BEGIN LISTED RECORDS

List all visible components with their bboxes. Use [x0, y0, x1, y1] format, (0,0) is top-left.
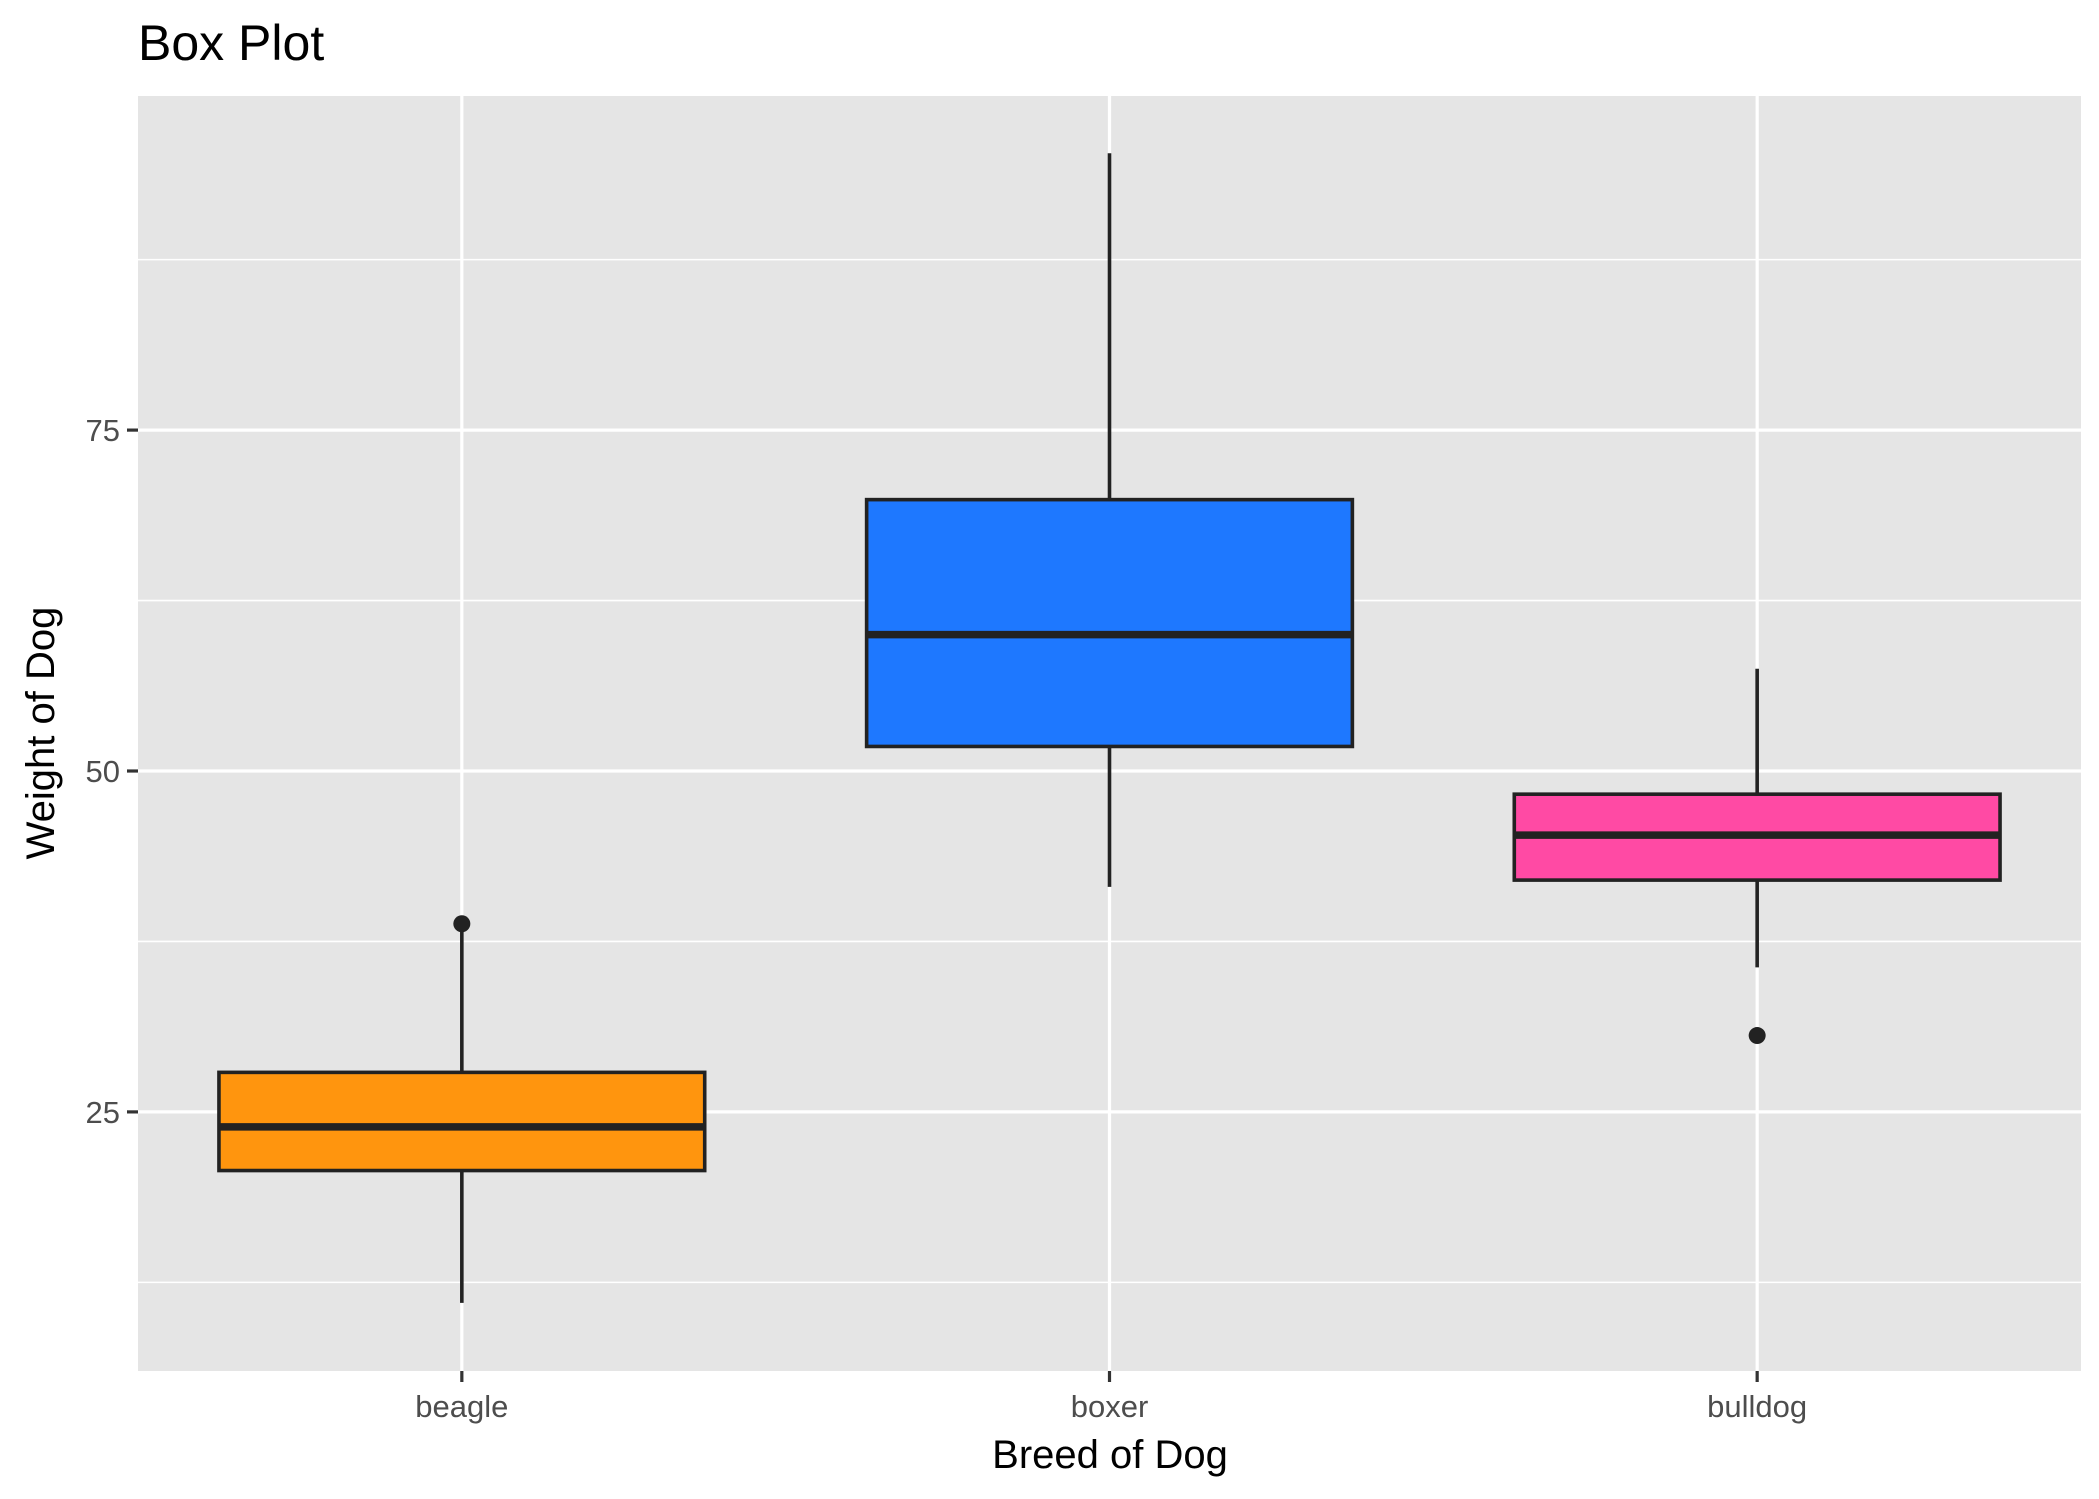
- boxes: [217, 153, 2002, 1303]
- box-beagle: [217, 915, 707, 1303]
- y-axis-title: Weight of Dog: [19, 607, 63, 860]
- box-body: [864, 497, 1355, 749]
- y-tick-label: 25: [86, 1095, 120, 1130]
- x-axis: beagle boxer bulldog: [415, 1371, 1807, 1424]
- y-tick-label: 75: [86, 413, 120, 448]
- box-bulldog: [1512, 668, 2002, 1045]
- chart-title: Box Plot: [138, 15, 324, 71]
- x-tick-label: beagle: [415, 1389, 508, 1424]
- y-tick-label: 50: [86, 754, 120, 789]
- box-boxer: [864, 153, 1355, 887]
- outlier-point: [453, 915, 471, 933]
- x-tick-label: boxer: [1071, 1389, 1149, 1424]
- box-body: [217, 1070, 707, 1173]
- x-axis-title: Breed of Dog: [992, 1433, 1228, 1477]
- outlier-point: [1748, 1027, 1766, 1045]
- y-axis: 25 50 75: [86, 413, 138, 1130]
- x-tick-label: bulldog: [1707, 1389, 1807, 1424]
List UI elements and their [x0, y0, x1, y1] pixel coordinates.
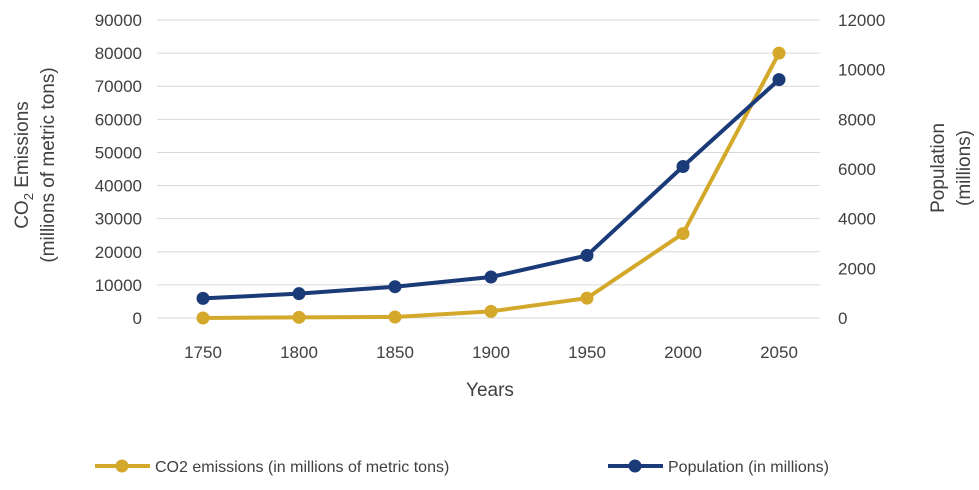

END LISTED RECORDS

WORK INSTRUCTIONS:
Please rewrite the material from its start through the line containing "- box-boxer: [864, 153, 1355, 887]", replacing "components" with "elements" and leaving everything else unchanged. Omit the pictures from your answer.

EXERCISE ANSWER:
List all visible elements with their bboxes. Use [x0, y0, x1, y1] format, (0,0) is top-left.
- boxes: [217, 153, 2002, 1303]
- box-beagle: [217, 915, 707, 1303]
- y-axis-title: Weight of Dog: [19, 607, 63, 860]
- box-body: [864, 497, 1355, 749]
- y-tick-label: 25: [86, 1095, 120, 1130]
- x-axis: beagle boxer bulldog: [415, 1371, 1807, 1424]
- y-tick-label: 75: [86, 413, 120, 448]
- box-bulldog: [1512, 668, 2002, 1045]
- chart-title: Box Plot: [138, 15, 324, 71]
- x-tick-label: beagle: [415, 1389, 508, 1424]
- y-tick-label: 50: [86, 754, 120, 789]
- box-boxer: [864, 153, 1355, 887]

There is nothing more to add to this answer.